-- START OF EXCERPTED TEXT --

Only 40 of the 400 novel symbols were used during training. These 40 were selected carefully to ensure that participants would be likely to spontaneously select the desired stroke order and stroke directions during the drawing conditions (see Supplemental Materials for more details). The 40 symbols selected for training were subsetted into groups of 10 symbols, one symbol set for each training condition. The other 360 symbols became novel symbols that were used as unlearned symbols for the functional neuroimaging or distractor symbols for the recognition tasks.

4.3. Procedure

Participants completed three neuroimaging sessions and four training sessions (Fig. 2a). The first and second neuroimaging sessions occurred before and after training. The third neuroimaging session occurred approximately one week after the second neuroimaging session. Within the first week, participants completed four days of training with no more than one training session per day. Training days were not required to be consecutive, but all four training sessions were required to be completed within the 5–6-day period between the first and second neuroimaging session. No training occurred between the second and third neuroimaging session. Powerpoint was used to present all stimuli during training. Superlab was used to present stimuli and record accuracy and reaction time measurements during the recognition test.

Fig. 2. Experimental Procedures.

-- END OF EXCERPTED TEXT --
-- START OF DATASET --

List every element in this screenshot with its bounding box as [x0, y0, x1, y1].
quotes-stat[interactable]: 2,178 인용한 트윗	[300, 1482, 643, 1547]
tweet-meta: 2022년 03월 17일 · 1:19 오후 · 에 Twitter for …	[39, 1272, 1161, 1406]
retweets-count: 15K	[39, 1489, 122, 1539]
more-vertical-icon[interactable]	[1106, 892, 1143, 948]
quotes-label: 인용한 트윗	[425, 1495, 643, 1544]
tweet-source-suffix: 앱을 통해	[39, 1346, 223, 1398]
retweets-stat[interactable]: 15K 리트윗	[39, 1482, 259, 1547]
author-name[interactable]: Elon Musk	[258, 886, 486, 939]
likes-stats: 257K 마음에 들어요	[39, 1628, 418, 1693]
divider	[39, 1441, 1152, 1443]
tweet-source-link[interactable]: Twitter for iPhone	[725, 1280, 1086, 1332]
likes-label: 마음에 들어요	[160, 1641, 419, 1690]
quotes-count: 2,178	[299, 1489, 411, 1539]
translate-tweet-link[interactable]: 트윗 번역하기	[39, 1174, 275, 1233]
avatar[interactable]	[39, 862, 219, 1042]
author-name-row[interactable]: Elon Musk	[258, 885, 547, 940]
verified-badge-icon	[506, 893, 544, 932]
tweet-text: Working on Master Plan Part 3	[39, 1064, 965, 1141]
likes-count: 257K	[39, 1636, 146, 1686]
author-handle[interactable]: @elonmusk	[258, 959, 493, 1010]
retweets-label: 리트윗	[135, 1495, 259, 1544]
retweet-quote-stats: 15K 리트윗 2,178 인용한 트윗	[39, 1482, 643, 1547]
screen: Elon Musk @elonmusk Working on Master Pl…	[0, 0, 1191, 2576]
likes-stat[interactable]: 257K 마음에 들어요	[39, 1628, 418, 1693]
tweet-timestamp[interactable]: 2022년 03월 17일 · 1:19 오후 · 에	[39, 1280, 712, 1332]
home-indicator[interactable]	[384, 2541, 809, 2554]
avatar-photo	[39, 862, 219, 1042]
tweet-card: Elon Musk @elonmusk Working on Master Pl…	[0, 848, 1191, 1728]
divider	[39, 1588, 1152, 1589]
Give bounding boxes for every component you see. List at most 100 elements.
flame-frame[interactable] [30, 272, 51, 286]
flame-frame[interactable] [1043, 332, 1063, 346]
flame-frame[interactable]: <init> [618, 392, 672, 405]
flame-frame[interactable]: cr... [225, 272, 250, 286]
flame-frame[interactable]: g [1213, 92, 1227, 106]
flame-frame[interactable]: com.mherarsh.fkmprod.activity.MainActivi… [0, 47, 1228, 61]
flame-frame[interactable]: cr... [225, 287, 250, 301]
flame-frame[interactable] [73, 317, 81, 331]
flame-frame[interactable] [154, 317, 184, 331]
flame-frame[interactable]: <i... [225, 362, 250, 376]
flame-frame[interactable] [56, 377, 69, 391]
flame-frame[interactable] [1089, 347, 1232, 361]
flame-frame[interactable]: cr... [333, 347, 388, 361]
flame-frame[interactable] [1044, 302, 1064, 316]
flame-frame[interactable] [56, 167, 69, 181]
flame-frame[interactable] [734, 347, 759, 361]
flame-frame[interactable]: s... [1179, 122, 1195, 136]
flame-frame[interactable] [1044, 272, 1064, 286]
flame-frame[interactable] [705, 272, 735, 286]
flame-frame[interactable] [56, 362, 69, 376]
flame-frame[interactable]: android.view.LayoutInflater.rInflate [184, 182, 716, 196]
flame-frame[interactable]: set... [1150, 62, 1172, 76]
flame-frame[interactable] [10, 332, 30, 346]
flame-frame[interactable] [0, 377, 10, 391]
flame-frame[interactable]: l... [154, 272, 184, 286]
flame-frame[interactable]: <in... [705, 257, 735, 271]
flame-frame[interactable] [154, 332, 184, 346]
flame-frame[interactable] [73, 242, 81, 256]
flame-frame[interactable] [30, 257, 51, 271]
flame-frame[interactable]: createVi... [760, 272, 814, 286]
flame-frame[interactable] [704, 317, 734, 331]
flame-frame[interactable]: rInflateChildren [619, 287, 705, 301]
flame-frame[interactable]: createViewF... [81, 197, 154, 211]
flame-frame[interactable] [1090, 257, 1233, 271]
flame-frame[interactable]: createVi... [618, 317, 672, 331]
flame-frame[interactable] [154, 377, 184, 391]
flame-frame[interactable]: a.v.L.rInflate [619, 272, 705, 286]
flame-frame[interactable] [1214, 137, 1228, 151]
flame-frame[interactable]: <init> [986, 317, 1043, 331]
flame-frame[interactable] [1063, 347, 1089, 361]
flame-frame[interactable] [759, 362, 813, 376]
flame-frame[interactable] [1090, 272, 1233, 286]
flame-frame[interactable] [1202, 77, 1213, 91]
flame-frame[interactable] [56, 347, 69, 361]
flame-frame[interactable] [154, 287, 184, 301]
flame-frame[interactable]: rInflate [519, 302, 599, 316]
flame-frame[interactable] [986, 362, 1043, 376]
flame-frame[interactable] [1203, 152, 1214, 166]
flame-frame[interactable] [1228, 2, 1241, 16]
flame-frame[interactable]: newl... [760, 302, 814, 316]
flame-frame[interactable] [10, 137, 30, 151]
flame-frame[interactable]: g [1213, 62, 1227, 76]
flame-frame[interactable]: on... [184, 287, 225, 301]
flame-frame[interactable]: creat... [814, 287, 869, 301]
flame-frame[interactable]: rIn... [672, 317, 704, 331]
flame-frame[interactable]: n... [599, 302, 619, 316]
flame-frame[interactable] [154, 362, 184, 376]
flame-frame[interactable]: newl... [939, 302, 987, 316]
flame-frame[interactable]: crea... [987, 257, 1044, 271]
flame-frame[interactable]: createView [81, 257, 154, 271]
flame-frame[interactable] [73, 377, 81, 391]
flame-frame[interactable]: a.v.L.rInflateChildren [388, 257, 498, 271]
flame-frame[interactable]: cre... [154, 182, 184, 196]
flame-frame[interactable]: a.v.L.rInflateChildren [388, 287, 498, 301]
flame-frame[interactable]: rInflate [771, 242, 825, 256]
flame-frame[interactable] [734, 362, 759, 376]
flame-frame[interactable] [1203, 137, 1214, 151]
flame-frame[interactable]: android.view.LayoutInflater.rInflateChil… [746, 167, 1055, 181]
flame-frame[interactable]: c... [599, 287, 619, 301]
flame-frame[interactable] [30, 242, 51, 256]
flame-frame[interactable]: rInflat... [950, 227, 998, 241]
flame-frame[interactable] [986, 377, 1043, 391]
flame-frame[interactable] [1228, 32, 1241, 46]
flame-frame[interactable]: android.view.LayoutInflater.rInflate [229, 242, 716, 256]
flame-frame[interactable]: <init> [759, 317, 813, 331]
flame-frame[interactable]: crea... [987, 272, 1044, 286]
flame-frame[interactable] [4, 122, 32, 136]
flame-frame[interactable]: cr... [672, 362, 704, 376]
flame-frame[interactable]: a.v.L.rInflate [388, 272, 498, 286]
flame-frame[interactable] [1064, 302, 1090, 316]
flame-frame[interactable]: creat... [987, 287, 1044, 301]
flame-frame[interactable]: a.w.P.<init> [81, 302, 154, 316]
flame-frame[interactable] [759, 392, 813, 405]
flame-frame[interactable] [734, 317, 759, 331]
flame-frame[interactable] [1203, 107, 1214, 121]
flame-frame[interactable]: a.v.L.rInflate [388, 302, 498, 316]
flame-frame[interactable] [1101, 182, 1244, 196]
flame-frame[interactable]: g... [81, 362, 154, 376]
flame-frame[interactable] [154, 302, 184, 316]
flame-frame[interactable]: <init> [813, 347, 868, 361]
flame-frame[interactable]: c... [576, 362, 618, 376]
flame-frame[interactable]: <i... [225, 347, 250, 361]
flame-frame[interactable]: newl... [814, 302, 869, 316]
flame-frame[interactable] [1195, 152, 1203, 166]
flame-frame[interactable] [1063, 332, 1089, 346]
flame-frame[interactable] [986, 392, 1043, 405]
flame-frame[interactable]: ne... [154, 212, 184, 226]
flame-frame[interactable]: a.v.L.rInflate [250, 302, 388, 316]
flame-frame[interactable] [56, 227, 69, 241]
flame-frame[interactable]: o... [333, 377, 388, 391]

-- END OF DATASET --

* **THE TASK**
Rewrite the part of the study procedure text that begins with the words "Participants completed three" and ends with "2. Experimental Procedures.", putting "Keynote" in place of "Powerpoint".

* **OUTPUT OF THE TASK**
Participants completed three neuroimaging sessions and four training sessions (Fig. 2a). The first and second neuroimaging sessions occurred before and after training. The third neuroimaging session occurred approximately one week after the second neuroimaging session. Within the first week, participants completed four days of training with no more than one training session per day. Training days were not required to be consecutive, but all four training sessions were required to be completed within the 5–6-day period between the first and second neuroimaging session. No training occurred between the second and third neuroimaging session. Keynote was used to present all stimuli during training. Superlab was used to present stimuli and record accuracy and reaction time measurements during the recognition test.

Fig. 2. Experimental Procedures.